*RECORDS SUPPLIED:*
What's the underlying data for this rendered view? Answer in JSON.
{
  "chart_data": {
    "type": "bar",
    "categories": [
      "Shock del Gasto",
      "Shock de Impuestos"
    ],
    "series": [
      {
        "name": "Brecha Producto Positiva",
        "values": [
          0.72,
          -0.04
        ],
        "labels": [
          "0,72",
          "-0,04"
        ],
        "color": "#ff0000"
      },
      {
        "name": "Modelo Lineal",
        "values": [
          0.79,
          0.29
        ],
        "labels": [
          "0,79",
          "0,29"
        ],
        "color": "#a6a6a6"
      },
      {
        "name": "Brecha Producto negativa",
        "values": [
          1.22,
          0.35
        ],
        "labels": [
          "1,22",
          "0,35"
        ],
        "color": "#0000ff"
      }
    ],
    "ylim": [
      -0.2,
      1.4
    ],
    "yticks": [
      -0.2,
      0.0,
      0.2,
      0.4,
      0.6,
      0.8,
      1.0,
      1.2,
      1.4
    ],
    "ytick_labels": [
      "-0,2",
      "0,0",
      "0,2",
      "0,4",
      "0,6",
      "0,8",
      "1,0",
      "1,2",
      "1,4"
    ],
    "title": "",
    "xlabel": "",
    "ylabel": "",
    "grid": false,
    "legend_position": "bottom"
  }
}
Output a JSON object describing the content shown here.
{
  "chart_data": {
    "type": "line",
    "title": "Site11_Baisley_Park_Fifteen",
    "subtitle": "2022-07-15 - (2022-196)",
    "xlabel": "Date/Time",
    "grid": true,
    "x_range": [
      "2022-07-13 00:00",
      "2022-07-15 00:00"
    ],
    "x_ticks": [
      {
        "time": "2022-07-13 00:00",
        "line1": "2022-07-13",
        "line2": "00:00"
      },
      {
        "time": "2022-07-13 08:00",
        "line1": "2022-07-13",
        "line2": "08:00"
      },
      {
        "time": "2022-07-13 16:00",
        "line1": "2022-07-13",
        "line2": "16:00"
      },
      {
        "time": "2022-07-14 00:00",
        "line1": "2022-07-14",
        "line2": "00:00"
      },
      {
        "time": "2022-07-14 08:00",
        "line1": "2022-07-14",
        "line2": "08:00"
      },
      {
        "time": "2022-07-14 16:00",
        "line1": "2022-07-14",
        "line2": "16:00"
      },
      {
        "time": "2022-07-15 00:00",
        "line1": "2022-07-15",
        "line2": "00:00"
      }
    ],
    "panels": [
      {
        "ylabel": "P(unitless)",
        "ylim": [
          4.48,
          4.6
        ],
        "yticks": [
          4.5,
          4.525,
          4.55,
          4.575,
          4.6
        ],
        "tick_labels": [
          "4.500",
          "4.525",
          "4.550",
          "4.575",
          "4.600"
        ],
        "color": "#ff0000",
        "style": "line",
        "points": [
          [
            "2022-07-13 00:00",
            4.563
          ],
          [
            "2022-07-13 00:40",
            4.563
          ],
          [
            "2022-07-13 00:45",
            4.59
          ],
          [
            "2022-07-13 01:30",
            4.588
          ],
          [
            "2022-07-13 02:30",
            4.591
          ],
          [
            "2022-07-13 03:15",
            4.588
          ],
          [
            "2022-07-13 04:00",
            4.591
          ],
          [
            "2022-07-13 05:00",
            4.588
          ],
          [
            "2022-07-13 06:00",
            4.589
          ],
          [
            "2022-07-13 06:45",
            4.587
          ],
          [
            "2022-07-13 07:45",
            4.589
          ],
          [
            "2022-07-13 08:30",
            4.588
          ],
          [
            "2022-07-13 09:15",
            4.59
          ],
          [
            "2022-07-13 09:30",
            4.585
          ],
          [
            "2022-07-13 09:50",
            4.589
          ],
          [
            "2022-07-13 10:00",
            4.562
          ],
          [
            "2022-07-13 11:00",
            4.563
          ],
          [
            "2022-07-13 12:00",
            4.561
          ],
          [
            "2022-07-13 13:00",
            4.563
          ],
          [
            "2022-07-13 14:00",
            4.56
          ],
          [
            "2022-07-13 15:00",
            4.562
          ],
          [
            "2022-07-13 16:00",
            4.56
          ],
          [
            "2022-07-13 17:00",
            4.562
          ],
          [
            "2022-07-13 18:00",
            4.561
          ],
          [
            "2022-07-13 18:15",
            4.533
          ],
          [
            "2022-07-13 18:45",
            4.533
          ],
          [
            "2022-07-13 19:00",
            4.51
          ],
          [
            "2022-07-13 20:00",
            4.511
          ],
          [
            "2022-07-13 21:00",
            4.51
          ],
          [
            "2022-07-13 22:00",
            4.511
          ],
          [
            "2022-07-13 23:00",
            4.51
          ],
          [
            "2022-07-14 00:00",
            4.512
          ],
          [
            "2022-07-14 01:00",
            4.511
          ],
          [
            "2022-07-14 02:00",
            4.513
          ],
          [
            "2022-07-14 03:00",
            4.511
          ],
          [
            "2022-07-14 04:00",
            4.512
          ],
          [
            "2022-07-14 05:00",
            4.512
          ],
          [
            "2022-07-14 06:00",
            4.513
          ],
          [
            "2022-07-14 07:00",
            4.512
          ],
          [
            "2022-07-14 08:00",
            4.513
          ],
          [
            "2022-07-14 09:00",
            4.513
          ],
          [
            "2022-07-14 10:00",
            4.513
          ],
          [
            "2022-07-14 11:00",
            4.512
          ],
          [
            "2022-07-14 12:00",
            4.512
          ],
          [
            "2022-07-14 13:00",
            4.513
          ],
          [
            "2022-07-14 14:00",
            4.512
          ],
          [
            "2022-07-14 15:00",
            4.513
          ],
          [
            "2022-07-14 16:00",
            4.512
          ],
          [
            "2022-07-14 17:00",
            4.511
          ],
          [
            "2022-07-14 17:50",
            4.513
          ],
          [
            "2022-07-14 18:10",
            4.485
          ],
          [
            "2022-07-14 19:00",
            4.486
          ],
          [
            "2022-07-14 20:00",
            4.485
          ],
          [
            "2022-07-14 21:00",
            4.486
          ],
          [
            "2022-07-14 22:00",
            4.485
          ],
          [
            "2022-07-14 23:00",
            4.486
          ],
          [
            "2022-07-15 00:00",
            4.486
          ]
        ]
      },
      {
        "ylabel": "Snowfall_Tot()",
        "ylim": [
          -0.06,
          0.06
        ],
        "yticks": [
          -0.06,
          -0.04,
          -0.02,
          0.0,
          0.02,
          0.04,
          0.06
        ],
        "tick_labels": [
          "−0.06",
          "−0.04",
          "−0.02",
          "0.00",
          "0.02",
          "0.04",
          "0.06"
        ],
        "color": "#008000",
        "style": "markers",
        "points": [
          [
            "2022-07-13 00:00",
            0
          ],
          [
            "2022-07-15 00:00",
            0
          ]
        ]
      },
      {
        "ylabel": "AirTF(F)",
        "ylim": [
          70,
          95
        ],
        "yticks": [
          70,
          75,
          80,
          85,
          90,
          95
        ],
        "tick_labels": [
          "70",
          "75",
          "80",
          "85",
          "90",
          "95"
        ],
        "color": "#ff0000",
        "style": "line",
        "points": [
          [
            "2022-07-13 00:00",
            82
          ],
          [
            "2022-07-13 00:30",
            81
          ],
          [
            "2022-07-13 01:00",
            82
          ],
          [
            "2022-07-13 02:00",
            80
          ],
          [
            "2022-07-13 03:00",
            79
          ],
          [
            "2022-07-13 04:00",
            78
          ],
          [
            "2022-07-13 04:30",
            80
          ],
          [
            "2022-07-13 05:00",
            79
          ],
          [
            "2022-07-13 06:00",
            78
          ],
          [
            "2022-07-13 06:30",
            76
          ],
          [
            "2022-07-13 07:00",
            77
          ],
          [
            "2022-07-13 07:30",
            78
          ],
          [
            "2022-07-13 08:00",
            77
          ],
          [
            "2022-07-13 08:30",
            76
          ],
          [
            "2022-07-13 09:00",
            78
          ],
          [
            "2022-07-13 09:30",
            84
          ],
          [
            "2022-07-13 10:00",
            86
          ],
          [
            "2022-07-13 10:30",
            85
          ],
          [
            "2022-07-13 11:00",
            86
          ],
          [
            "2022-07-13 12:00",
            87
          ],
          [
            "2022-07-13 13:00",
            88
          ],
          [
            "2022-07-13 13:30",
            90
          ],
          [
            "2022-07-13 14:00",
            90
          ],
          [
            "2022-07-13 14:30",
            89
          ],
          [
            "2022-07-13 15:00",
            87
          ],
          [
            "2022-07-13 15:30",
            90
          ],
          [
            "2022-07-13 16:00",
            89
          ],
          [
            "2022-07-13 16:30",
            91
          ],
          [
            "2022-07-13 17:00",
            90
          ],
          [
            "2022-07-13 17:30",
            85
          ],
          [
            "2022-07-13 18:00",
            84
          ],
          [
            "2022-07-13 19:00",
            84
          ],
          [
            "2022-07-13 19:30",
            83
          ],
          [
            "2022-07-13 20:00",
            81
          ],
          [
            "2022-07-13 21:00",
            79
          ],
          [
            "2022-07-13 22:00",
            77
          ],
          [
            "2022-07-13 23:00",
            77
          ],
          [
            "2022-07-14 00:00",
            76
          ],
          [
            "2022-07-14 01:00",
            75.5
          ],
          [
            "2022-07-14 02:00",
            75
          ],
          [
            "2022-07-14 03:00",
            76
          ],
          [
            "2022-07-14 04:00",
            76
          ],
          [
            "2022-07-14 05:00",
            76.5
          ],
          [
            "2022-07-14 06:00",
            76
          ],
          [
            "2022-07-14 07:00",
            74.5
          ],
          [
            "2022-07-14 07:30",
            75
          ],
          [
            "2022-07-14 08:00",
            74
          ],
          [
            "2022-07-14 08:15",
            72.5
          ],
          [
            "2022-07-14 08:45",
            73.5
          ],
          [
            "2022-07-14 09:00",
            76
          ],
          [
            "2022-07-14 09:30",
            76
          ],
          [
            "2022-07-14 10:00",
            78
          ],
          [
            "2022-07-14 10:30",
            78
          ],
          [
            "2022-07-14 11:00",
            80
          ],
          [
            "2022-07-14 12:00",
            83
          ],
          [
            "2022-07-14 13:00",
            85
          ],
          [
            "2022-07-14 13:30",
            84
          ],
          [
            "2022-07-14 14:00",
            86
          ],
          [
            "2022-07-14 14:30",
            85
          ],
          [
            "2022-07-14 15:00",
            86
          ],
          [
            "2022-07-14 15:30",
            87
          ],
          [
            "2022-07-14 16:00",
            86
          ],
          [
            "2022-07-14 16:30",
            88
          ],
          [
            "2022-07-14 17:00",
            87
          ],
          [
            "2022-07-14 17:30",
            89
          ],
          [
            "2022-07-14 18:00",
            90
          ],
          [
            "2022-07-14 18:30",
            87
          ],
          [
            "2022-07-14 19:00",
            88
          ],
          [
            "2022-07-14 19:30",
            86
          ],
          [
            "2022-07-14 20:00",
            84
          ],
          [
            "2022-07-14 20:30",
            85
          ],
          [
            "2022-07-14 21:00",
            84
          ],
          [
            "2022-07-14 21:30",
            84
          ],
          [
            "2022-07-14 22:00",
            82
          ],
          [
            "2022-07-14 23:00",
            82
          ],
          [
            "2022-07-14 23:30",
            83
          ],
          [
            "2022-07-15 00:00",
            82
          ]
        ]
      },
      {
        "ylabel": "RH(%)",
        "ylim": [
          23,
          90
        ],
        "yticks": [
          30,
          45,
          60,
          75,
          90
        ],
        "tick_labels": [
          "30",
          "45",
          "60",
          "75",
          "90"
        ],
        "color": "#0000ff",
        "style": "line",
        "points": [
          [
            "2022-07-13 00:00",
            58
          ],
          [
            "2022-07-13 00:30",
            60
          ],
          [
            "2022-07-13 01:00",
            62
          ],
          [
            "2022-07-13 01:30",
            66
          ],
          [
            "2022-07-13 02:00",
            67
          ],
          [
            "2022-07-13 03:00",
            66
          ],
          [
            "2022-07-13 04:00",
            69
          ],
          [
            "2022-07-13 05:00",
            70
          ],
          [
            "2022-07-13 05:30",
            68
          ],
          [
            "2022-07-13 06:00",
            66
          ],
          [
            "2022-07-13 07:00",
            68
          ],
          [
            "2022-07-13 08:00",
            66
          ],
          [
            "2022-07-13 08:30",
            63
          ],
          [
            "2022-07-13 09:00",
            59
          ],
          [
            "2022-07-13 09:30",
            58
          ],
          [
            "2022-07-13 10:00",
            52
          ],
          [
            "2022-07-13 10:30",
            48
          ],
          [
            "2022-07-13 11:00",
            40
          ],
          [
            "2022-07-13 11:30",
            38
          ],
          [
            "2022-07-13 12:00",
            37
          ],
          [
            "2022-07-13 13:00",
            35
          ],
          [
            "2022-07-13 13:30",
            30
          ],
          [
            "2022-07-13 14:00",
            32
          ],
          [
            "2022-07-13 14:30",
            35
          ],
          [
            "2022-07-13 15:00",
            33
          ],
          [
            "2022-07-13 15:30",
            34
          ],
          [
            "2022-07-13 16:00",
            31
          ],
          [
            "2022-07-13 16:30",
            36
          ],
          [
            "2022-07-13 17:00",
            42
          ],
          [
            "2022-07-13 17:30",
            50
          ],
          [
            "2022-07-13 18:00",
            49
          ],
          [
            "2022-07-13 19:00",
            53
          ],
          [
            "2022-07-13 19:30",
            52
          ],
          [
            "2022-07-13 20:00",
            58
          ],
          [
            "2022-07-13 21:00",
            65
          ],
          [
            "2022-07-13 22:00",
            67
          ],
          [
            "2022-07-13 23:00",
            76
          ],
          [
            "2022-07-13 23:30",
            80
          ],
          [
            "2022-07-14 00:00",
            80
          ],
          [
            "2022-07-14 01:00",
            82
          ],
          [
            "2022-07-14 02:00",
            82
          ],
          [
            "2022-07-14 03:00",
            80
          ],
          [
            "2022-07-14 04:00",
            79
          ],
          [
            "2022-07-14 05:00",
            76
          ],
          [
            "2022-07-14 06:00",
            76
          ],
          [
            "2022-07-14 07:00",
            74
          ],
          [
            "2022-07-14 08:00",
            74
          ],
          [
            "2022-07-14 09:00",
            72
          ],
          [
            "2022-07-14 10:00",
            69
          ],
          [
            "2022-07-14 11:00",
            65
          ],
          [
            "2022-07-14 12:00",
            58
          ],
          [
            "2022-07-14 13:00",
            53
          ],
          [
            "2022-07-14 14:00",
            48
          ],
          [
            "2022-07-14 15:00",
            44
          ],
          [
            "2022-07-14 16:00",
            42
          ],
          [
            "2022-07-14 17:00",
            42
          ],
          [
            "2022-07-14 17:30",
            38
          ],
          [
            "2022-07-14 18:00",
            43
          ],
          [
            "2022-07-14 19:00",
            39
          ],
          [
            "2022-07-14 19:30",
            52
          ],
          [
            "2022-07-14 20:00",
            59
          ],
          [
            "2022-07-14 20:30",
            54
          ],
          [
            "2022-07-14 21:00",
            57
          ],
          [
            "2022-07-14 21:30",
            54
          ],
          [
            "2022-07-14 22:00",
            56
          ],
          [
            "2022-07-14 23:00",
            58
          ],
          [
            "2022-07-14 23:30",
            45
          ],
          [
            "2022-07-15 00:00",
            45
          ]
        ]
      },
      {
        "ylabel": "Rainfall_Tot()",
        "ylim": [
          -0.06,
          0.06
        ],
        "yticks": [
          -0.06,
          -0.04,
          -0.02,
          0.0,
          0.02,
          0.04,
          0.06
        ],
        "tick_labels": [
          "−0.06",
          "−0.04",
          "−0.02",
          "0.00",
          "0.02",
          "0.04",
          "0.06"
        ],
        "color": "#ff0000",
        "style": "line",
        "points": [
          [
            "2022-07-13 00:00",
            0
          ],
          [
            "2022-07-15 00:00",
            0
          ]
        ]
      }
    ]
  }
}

*INSTRUCTIONS TO FOLLOW:* Copy out each line in the preceding records that contains "color".

*TASK OUTPUT:*
        "color": "#ff0000"
        "color": "#a6a6a6"
        "color": "#0000ff"
        "color": "#ff0000",
        "color": "#008000",
        "color": "#ff0000",
        "color": "#0000ff",
        "color": "#ff0000",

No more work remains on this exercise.